> EXERCISE TASK:
For each line below that includes the word "avatar", make a copy.

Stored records
----------

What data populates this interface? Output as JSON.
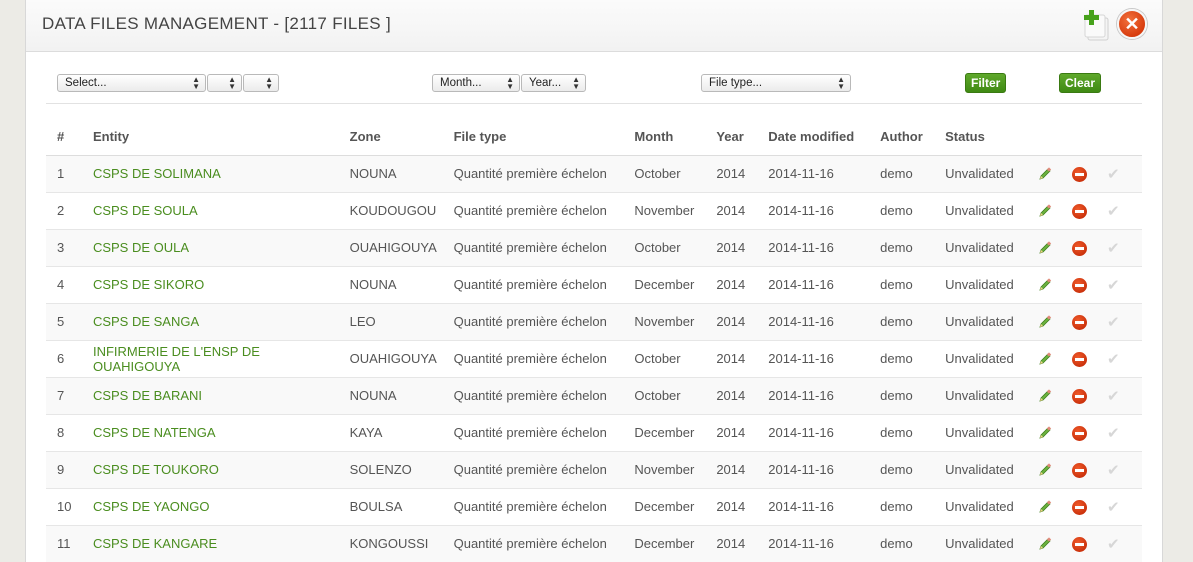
{
  "header": {
    "title": "DATA FILES MANAGEMENT - [2117 FILES ]",
    "add_icon": "add-file-icon",
    "close_icon": "close-icon",
    "close_glyph": "✕"
  },
  "filters": {
    "entity_select": "Select...",
    "sub_select_1": "",
    "sub_select_2": "",
    "month_select": "Month...",
    "year_select": "Year...",
    "filetype_select": "File type...",
    "filter_label": "Filter",
    "clear_label": "Clear"
  },
  "colors": {
    "accent_green": "#4a8d1f",
    "button_green": "#4f9a1f",
    "delete_red": "#d83d0f"
  },
  "table": {
    "columns": [
      "#",
      "Entity",
      "Zone",
      "File type",
      "Month",
      "Year",
      "Date modified",
      "Author",
      "Status"
    ],
    "rows": [
      {
        "num": "1",
        "entity": "CSPS DE SOLIMANA",
        "zone": "NOUNA",
        "file_type": "Quantité première échelon",
        "month": "October",
        "year": "2014",
        "date": "2014-11-16",
        "author": "demo",
        "status": "Unvalidated"
      },
      {
        "num": "2",
        "entity": "CSPS DE SOULA",
        "zone": "KOUDOUGOU",
        "file_type": "Quantité première échelon",
        "month": "November",
        "year": "2014",
        "date": "2014-11-16",
        "author": "demo",
        "status": "Unvalidated"
      },
      {
        "num": "3",
        "entity": "CSPS DE OULA",
        "zone": "OUAHIGOUYA",
        "file_type": "Quantité première échelon",
        "month": "October",
        "year": "2014",
        "date": "2014-11-16",
        "author": "demo",
        "status": "Unvalidated"
      },
      {
        "num": "4",
        "entity": "CSPS DE SIKORO",
        "zone": "NOUNA",
        "file_type": "Quantité première échelon",
        "month": "December",
        "year": "2014",
        "date": "2014-11-16",
        "author": "demo",
        "status": "Unvalidated"
      },
      {
        "num": "5",
        "entity": "CSPS DE SANGA",
        "zone": "LEO",
        "file_type": "Quantité première échelon",
        "month": "November",
        "year": "2014",
        "date": "2014-11-16",
        "author": "demo",
        "status": "Unvalidated"
      },
      {
        "num": "6",
        "entity": "INFIRMERIE DE L'ENSP DE OUAHIGOUYA",
        "zone": "OUAHIGOUYA",
        "file_type": "Quantité première échelon",
        "month": "October",
        "year": "2014",
        "date": "2014-11-16",
        "author": "demo",
        "status": "Unvalidated"
      },
      {
        "num": "7",
        "entity": "CSPS DE BARANI",
        "zone": "NOUNA",
        "file_type": "Quantité première échelon",
        "month": "October",
        "year": "2014",
        "date": "2014-11-16",
        "author": "demo",
        "status": "Unvalidated"
      },
      {
        "num": "8",
        "entity": "CSPS DE NATENGA",
        "zone": "KAYA",
        "file_type": "Quantité première échelon",
        "month": "December",
        "year": "2014",
        "date": "2014-11-16",
        "author": "demo",
        "status": "Unvalidated"
      },
      {
        "num": "9",
        "entity": "CSPS DE TOUKORO",
        "zone": "SOLENZO",
        "file_type": "Quantité première échelon",
        "month": "November",
        "year": "2014",
        "date": "2014-11-16",
        "author": "demo",
        "status": "Unvalidated"
      },
      {
        "num": "10",
        "entity": "CSPS DE YAONGO",
        "zone": "BOULSA",
        "file_type": "Quantité première échelon",
        "month": "December",
        "year": "2014",
        "date": "2014-11-16",
        "author": "demo",
        "status": "Unvalidated"
      },
      {
        "num": "11",
        "entity": "CSPS DE KANGARE",
        "zone": "KONGOUSSI",
        "file_type": "Quantité première échelon",
        "month": "December",
        "year": "2014",
        "date": "2014-11-16",
        "author": "demo",
        "status": "Unvalidated"
      }
    ],
    "row_actions": {
      "edit_icon": "pencil-edit-icon",
      "delete_icon": "delete-icon",
      "validate_icon": "check-icon",
      "validate_glyph": "✔"
    }
  }
}
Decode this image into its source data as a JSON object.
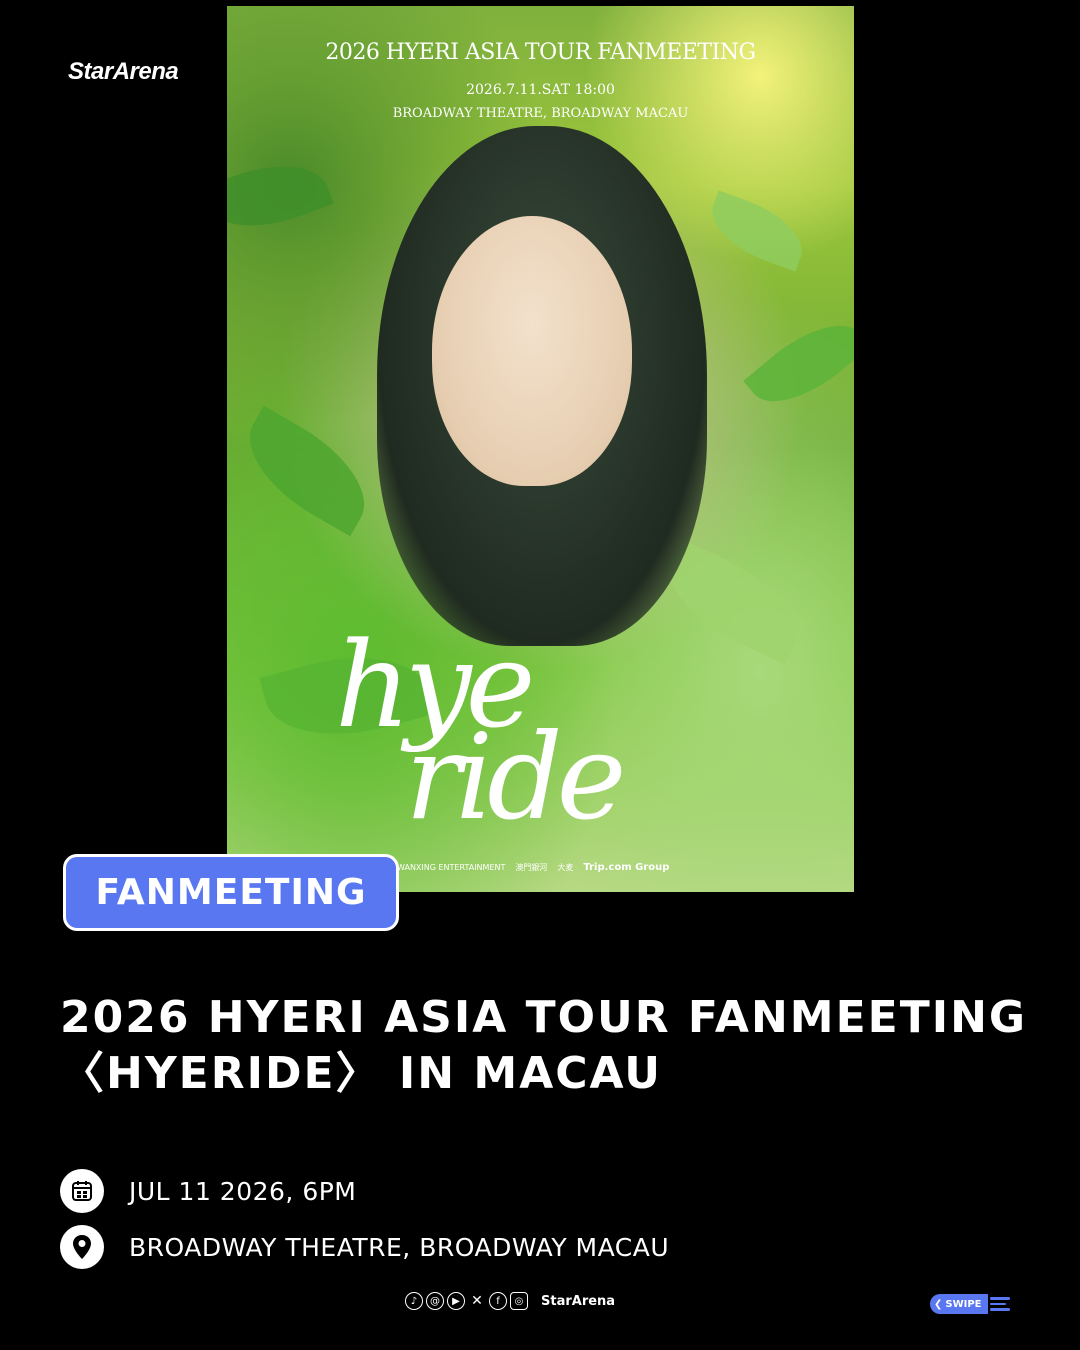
{
  "brand": {
    "logo_text": "StarArena",
    "footer_name": "StarArena"
  },
  "poster": {
    "title": "2026 HYERI ASIA TOUR FANMEETING",
    "date": "2026.7.11.SAT 18:00",
    "venue": "BROADWAY THEATRE, BROADWAY MACAU",
    "script_line1": "hye",
    "script_line2": "ride",
    "sponsors": [
      "WANXING ENTERTAINMENT",
      "澳門銀河",
      "大麦",
      "Trip.com Group"
    ]
  },
  "category_badge": "FANMEETING",
  "headline": {
    "line1": "2026 HYERI ASIA TOUR FANMEETING",
    "line2": "〈HYERIDE〉 IN MACAU"
  },
  "event": {
    "date_text": "JUL 11 2026, 6PM",
    "venue_text": "BROADWAY THEATRE, BROADWAY MACAU"
  },
  "social_icons": [
    "tiktok-icon",
    "threads-icon",
    "youtube-icon",
    "x-icon",
    "facebook-icon",
    "instagram-icon"
  ],
  "swipe_label": "SWIPE",
  "colors": {
    "accent": "#5a77f2",
    "background": "#000000",
    "text": "#ffffff"
  }
}
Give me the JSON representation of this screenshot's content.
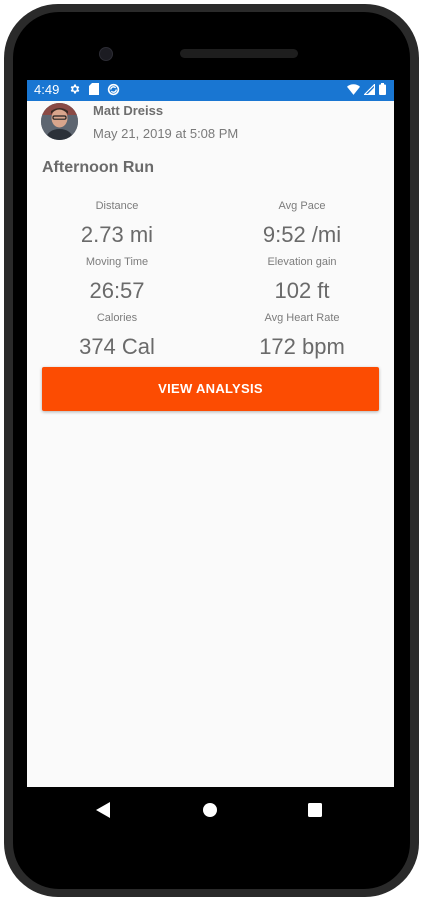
{
  "status_bar": {
    "time": "4:49",
    "left_icons": [
      "gear-icon",
      "sd-card-icon",
      "sync-icon"
    ],
    "right_icons": [
      "wifi-icon",
      "cell-signal-icon",
      "battery-icon"
    ],
    "color": "#1976d2"
  },
  "activity": {
    "athlete_name": "Matt Dreiss",
    "date": "May 21, 2019 at 5:08 PM",
    "title": "Afternoon Run"
  },
  "stats": [
    {
      "label": "Distance",
      "value": "2.73 mi"
    },
    {
      "label": "Avg Pace",
      "value": "9:52 /mi"
    },
    {
      "label": "Moving Time",
      "value": "26:57"
    },
    {
      "label": "Elevation gain",
      "value": "102 ft"
    },
    {
      "label": "Calories",
      "value": "374 Cal"
    },
    {
      "label": "Avg Heart Rate",
      "value": "172 bpm"
    }
  ],
  "actions": {
    "view_analysis_label": "VIEW ANALYSIS",
    "accent_color": "#fc4c02"
  },
  "nav_bar": {
    "icons": [
      "back-icon",
      "home-icon",
      "recents-icon"
    ]
  }
}
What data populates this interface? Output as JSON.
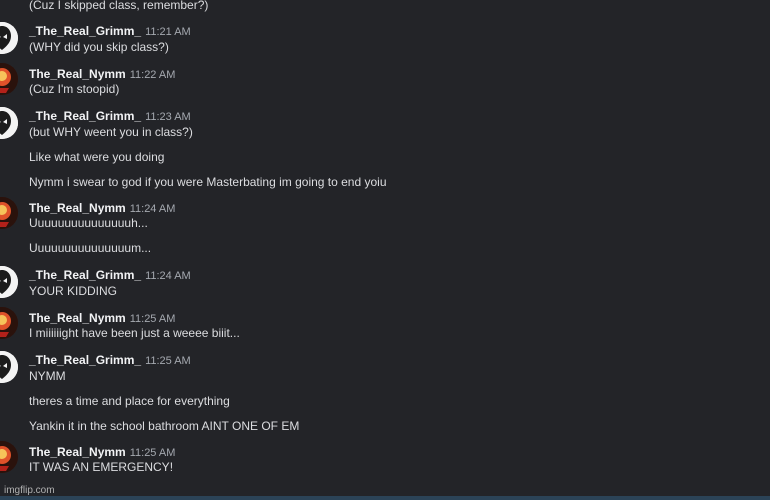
{
  "messages": {
    "top_continuation": "(Cuz I skipped class, remember?)",
    "g1": {
      "user": "_The_Real_Grimm_",
      "time": "11:21 AM",
      "lines": [
        "(WHY did you skip class?)"
      ]
    },
    "n1": {
      "user": "The_Real_Nymm",
      "time": "11:22 AM",
      "lines": [
        "(Cuz I'm stoopid)"
      ]
    },
    "g2": {
      "user": "_The_Real_Grimm_",
      "time": "11:23 AM",
      "lines": [
        "(but WHY weent you in class?)",
        "Like what were you doing",
        "Nymm i swear to god if you were Masterbating im going to end yoiu"
      ]
    },
    "n2": {
      "user": "The_Real_Nymm",
      "time": "11:24 AM",
      "lines": [
        "Uuuuuuuuuuuuuuuh...",
        "Uuuuuuuuuuuuuuum..."
      ]
    },
    "g3": {
      "user": "_The_Real_Grimm_",
      "time": "11:24 AM",
      "lines": [
        "YOUR KIDDING"
      ]
    },
    "n3": {
      "user": "The_Real_Nymm",
      "time": "11:25 AM",
      "lines": [
        "I miiiiiight have been just a weeee biiit..."
      ]
    },
    "g4": {
      "user": "_The_Real_Grimm_",
      "time": "11:25 AM",
      "lines": [
        "NYMM",
        "theres a time and place for everything",
        "Yankin it in the school bathroom AINT ONE OF EM"
      ]
    },
    "n4": {
      "user": "The_Real_Nymm",
      "time": "11:25 AM",
      "lines": [
        "IT WAS AN EMERGENCY!"
      ]
    }
  },
  "watermark": "imgflip.com",
  "colors": {
    "background": "#232428",
    "username": "#f2f3f5",
    "message_text": "#dcdde0",
    "timestamp": "#a5a9b0"
  },
  "icons": {
    "grimm_avatar": "grimm-avatar-icon",
    "nymm_avatar": "nymm-avatar-icon"
  }
}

----------

> ANSWER TO THE EXERCISE:
    "grimm_avatar": "grimm-avatar-icon",
    "nymm_avatar": "nymm-avatar-icon"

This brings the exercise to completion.